--- BEGIN ---

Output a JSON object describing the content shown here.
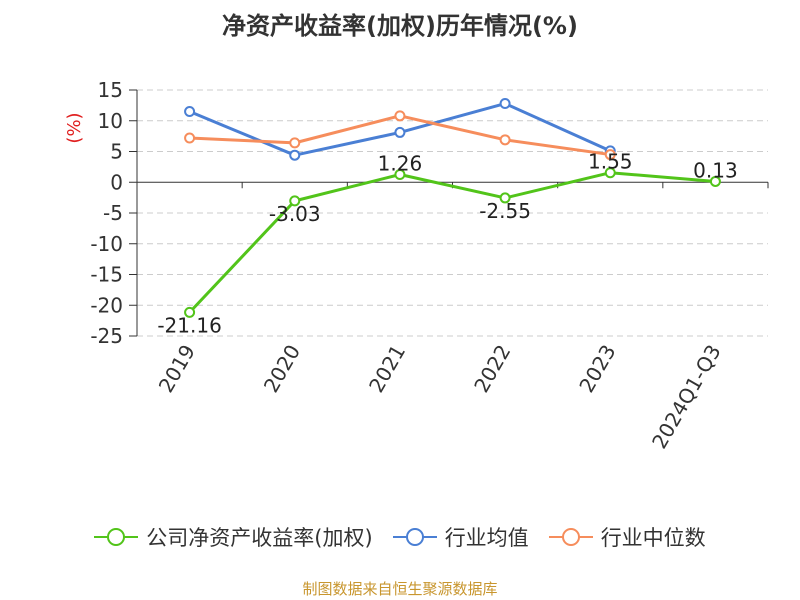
{
  "page": {
    "source_note": "制图数据来自恒生聚源数据库"
  },
  "colors": {
    "company": "#52c41a",
    "industry_avg": "#4a7fd4",
    "industry_median": "#f68d5c",
    "axis": "#333333",
    "grid": "#cccccc",
    "unit_label": "#e02020",
    "source": "#c8962e"
  },
  "chart_data": {
    "type": "line",
    "title": "净资产收益率(加权)历年情况(%)",
    "ylabel": "(%)",
    "xlabel": "",
    "categories": [
      "2019",
      "2020",
      "2021",
      "2022",
      "2023",
      "2024Q1-Q3"
    ],
    "ylim": [
      -25,
      15
    ],
    "yticks": [
      15,
      10,
      5,
      0,
      -5,
      -10,
      -15,
      -20,
      -25
    ],
    "grid": true,
    "legend_position": "bottom",
    "series": [
      {
        "name": "公司净资产收益率(加权)",
        "values": [
          -21.16,
          -3.03,
          1.26,
          -2.55,
          1.55,
          0.13
        ],
        "labels": [
          "-21.16",
          "-3.03",
          "1.26",
          "-2.55",
          "1.55",
          "0.13"
        ],
        "color": "#52c41a"
      },
      {
        "name": "行业均值",
        "values": [
          11.5,
          4.4,
          8.1,
          12.8,
          5.1,
          null
        ],
        "color": "#4a7fd4"
      },
      {
        "name": "行业中位数",
        "values": [
          7.2,
          6.4,
          10.8,
          6.9,
          4.5,
          null
        ],
        "color": "#f68d5c"
      }
    ]
  }
}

--- END ---

In the records above, find each line holding "name" and copy it.

        "name": "公司净资产收益率(加权)",
        "name": "行业均值",
        "name": "行业中位数",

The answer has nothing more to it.